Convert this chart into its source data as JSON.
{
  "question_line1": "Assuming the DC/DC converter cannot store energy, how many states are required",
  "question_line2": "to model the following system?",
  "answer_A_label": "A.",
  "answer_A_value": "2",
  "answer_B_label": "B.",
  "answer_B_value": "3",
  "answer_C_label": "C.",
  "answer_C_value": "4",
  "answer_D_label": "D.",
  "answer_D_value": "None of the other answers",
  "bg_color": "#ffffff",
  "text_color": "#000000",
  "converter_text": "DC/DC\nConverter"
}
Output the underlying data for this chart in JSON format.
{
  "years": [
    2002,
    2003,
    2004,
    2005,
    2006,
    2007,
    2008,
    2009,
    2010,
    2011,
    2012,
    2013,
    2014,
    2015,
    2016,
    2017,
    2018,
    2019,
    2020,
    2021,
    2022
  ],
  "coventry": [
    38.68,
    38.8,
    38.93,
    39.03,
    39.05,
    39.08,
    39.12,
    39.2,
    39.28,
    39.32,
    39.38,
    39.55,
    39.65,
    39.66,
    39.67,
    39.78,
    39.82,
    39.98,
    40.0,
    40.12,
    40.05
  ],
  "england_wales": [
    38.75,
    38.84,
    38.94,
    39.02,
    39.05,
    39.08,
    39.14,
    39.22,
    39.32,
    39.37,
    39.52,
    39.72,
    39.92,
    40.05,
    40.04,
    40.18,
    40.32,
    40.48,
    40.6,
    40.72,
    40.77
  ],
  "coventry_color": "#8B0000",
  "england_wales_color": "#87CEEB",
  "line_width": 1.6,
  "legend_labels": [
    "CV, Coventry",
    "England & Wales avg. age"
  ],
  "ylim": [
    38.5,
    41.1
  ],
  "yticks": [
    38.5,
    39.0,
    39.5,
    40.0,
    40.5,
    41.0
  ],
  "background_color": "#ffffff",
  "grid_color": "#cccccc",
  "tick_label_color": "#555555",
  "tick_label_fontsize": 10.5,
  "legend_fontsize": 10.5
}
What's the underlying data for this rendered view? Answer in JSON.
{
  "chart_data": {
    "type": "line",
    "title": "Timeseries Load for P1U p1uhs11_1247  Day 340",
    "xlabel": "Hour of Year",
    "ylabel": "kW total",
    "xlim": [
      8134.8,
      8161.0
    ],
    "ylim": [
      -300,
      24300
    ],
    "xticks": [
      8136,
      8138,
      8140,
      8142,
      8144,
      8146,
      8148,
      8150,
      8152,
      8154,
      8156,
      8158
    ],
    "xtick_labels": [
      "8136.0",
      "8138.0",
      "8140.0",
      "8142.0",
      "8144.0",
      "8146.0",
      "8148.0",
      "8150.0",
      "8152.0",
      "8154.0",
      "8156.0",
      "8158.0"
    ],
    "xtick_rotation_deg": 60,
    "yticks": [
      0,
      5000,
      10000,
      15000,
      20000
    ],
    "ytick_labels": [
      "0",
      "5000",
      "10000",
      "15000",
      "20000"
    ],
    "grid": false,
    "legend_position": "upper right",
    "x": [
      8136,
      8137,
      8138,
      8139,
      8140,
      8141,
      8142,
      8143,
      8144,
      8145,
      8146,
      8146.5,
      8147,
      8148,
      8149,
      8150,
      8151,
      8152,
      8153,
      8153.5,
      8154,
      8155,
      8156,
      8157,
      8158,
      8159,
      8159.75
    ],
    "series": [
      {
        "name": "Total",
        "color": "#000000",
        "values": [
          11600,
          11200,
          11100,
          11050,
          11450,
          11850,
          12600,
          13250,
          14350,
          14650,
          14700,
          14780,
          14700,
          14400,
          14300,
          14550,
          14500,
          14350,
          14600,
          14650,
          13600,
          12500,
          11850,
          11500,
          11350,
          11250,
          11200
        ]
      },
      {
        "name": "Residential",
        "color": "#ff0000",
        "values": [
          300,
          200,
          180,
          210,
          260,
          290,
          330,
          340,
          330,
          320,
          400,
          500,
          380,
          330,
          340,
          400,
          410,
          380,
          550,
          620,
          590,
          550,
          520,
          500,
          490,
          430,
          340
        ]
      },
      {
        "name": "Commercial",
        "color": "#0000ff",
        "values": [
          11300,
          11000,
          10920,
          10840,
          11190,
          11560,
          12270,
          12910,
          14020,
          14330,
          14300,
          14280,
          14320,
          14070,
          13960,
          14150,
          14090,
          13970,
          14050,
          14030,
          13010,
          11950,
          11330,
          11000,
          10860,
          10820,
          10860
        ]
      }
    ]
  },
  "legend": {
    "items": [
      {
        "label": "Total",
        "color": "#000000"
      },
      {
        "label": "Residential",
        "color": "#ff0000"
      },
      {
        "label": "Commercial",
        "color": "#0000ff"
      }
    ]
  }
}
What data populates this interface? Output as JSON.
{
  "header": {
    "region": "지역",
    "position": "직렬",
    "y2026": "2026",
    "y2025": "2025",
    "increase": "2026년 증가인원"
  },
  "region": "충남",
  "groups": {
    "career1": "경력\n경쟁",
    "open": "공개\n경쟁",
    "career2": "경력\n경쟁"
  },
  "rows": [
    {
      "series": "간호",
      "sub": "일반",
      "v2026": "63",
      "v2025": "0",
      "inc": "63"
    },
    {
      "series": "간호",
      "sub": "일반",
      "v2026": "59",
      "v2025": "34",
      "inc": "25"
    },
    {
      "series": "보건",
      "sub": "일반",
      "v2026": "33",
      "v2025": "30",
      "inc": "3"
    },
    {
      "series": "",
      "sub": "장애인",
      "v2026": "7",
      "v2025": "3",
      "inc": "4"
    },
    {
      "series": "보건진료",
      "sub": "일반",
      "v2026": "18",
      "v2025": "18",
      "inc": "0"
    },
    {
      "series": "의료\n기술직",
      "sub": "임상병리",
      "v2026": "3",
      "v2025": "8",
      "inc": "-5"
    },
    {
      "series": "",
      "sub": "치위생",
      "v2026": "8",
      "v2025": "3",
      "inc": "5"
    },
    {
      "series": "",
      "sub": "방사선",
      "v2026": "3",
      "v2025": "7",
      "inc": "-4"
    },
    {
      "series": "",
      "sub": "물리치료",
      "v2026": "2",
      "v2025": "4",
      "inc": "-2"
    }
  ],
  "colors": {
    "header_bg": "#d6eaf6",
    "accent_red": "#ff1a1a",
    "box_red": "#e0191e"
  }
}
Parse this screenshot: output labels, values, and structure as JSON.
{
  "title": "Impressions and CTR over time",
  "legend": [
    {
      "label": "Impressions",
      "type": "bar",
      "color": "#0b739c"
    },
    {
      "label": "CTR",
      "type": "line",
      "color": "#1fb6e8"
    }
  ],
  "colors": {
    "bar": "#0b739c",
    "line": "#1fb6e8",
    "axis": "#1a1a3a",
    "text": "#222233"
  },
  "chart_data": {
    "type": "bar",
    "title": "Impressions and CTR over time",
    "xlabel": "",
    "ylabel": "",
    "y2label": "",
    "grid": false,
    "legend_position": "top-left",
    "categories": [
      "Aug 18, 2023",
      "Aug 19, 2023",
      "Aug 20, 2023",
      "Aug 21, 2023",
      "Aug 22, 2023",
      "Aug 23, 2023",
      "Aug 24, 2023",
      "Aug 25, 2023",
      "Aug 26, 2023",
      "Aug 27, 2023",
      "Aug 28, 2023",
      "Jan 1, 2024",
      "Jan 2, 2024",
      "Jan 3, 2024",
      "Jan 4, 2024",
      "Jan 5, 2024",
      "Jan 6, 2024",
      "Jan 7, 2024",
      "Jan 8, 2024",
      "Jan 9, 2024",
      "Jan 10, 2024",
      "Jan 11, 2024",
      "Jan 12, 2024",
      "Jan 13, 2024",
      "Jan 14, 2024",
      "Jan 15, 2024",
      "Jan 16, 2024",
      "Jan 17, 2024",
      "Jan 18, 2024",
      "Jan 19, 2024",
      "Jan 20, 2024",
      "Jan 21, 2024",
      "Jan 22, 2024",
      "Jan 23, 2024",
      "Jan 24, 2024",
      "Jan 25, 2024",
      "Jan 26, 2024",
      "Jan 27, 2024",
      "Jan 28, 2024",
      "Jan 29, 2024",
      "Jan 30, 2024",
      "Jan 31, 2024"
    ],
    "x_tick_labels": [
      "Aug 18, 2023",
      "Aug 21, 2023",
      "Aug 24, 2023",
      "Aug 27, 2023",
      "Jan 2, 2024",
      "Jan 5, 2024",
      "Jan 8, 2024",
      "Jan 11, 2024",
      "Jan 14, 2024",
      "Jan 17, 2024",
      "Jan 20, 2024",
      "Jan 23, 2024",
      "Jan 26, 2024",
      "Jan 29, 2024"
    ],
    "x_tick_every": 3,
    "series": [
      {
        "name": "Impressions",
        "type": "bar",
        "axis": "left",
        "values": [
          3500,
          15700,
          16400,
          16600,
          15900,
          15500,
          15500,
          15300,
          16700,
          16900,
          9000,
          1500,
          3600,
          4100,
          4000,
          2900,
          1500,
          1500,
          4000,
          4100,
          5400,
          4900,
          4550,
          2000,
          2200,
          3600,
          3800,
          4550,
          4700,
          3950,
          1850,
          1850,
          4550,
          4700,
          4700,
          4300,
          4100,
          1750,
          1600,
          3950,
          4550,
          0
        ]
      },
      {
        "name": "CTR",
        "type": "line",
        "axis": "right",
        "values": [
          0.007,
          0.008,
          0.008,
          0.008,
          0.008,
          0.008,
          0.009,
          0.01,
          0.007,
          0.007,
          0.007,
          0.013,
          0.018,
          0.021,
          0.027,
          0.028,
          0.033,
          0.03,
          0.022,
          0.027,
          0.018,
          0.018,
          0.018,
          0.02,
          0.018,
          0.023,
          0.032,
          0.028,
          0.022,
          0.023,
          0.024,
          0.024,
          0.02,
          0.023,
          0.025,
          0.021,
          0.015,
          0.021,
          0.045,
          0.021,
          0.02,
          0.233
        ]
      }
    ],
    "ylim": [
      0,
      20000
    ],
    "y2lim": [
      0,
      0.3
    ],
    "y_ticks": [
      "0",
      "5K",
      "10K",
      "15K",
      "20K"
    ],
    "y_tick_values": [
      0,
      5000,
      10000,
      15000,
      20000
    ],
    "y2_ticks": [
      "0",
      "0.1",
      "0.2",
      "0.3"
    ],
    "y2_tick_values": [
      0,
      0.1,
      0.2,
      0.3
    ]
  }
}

:::::

- [What is needed] Select and copy every line of the material that holds the string "ffffff".

- [Result of the exercise]
  "bg_color": "#ffffff",
  "background_color": "#ffffff",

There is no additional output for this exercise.